## The request
Repeat every record below exactly, omitting any pictures.

## Records for processing
═══

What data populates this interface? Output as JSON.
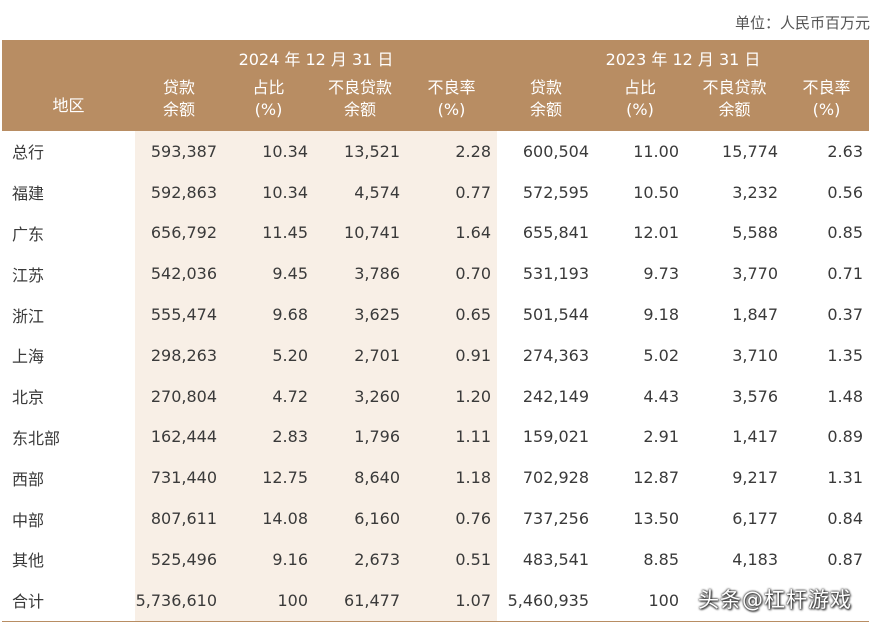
{
  "unit_label": "单位：人民币百万元",
  "header": {
    "region_label": "地区",
    "period_2024": "2024 年 12 月 31 日",
    "period_2023": "2023 年 12 月 31 日",
    "columns": [
      {
        "line1": "贷款",
        "line2": "余额"
      },
      {
        "line1": "占比",
        "line2": "(%)"
      },
      {
        "line1": "不良贷款",
        "line2": "余额"
      },
      {
        "line1": "不良率",
        "line2": "(%)"
      }
    ]
  },
  "rows": [
    {
      "region": "总行",
      "values": [
        "593,387",
        "10.34",
        "13,521",
        "2.28",
        "600,504",
        "11.00",
        "15,774",
        "2.63"
      ]
    },
    {
      "region": "福建",
      "values": [
        "592,863",
        "10.34",
        "4,574",
        "0.77",
        "572,595",
        "10.50",
        "3,232",
        "0.56"
      ]
    },
    {
      "region": "广东",
      "values": [
        "656,792",
        "11.45",
        "10,741",
        "1.64",
        "655,841",
        "12.01",
        "5,588",
        "0.85"
      ]
    },
    {
      "region": "江苏",
      "values": [
        "542,036",
        "9.45",
        "3,786",
        "0.70",
        "531,193",
        "9.73",
        "3,770",
        "0.71"
      ]
    },
    {
      "region": "浙江",
      "values": [
        "555,474",
        "9.68",
        "3,625",
        "0.65",
        "501,544",
        "9.18",
        "1,847",
        "0.37"
      ]
    },
    {
      "region": "上海",
      "values": [
        "298,263",
        "5.20",
        "2,701",
        "0.91",
        "274,363",
        "5.02",
        "3,710",
        "1.35"
      ]
    },
    {
      "region": "北京",
      "values": [
        "270,804",
        "4.72",
        "3,260",
        "1.20",
        "242,149",
        "4.43",
        "3,576",
        "1.48"
      ]
    },
    {
      "region": "东北部",
      "values": [
        "162,444",
        "2.83",
        "1,796",
        "1.11",
        "159,021",
        "2.91",
        "1,417",
        "0.89"
      ]
    },
    {
      "region": "西部",
      "values": [
        "731,440",
        "12.75",
        "8,640",
        "1.18",
        "702,928",
        "12.87",
        "9,217",
        "1.31"
      ]
    },
    {
      "region": "中部",
      "values": [
        "807,611",
        "14.08",
        "6,160",
        "0.76",
        "737,256",
        "13.50",
        "6,177",
        "0.84"
      ]
    },
    {
      "region": "其他",
      "values": [
        "525,496",
        "9.16",
        "2,673",
        "0.51",
        "483,541",
        "8.85",
        "4,183",
        "0.87"
      ]
    },
    {
      "region": "合计",
      "values": [
        "5,736,610",
        "100",
        "61,477",
        "1.07",
        "5,460,935",
        "100",
        "",
        ""
      ]
    }
  ],
  "watermark": "头条@杠杆游戏"
}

═══

## Expected answer
What data populates this interface? Output as JSON.
{
  "unit_label": "单位：人民币百万元",
  "header": {
    "region_label": "地区",
    "period_2024": "2024 年 12 月 31 日",
    "period_2023": "2023 年 12 月 31 日",
    "columns": [
      {
        "line1": "贷款",
        "line2": "余额"
      },
      {
        "line1": "占比",
        "line2": "(%)"
      },
      {
        "line1": "不良贷款",
        "line2": "余额"
      },
      {
        "line1": "不良率",
        "line2": "(%)"
      }
    ]
  },
  "rows": [
    {
      "region": "总行",
      "values": [
        "593,387",
        "10.34",
        "13,521",
        "2.28",
        "600,504",
        "11.00",
        "15,774",
        "2.63"
      ]
    },
    {
      "region": "福建",
      "values": [
        "592,863",
        "10.34",
        "4,574",
        "0.77",
        "572,595",
        "10.50",
        "3,232",
        "0.56"
      ]
    },
    {
      "region": "广东",
      "values": [
        "656,792",
        "11.45",
        "10,741",
        "1.64",
        "655,841",
        "12.01",
        "5,588",
        "0.85"
      ]
    },
    {
      "region": "江苏",
      "values": [
        "542,036",
        "9.45",
        "3,786",
        "0.70",
        "531,193",
        "9.73",
        "3,770",
        "0.71"
      ]
    },
    {
      "region": "浙江",
      "values": [
        "555,474",
        "9.68",
        "3,625",
        "0.65",
        "501,544",
        "9.18",
        "1,847",
        "0.37"
      ]
    },
    {
      "region": "上海",
      "values": [
        "298,263",
        "5.20",
        "2,701",
        "0.91",
        "274,363",
        "5.02",
        "3,710",
        "1.35"
      ]
    },
    {
      "region": "北京",
      "values": [
        "270,804",
        "4.72",
        "3,260",
        "1.20",
        "242,149",
        "4.43",
        "3,576",
        "1.48"
      ]
    },
    {
      "region": "东北部",
      "values": [
        "162,444",
        "2.83",
        "1,796",
        "1.11",
        "159,021",
        "2.91",
        "1,417",
        "0.89"
      ]
    },
    {
      "region": "西部",
      "values": [
        "731,440",
        "12.75",
        "8,640",
        "1.18",
        "702,928",
        "12.87",
        "9,217",
        "1.31"
      ]
    },
    {
      "region": "中部",
      "values": [
        "807,611",
        "14.08",
        "6,160",
        "0.76",
        "737,256",
        "13.50",
        "6,177",
        "0.84"
      ]
    },
    {
      "region": "其他",
      "values": [
        "525,496",
        "9.16",
        "2,673",
        "0.51",
        "483,541",
        "8.85",
        "4,183",
        "0.87"
      ]
    },
    {
      "region": "合计",
      "values": [
        "5,736,610",
        "100",
        "61,477",
        "1.07",
        "5,460,935",
        "100",
        "",
        ""
      ]
    }
  ],
  "watermark": "头条@杠杆游戏"
}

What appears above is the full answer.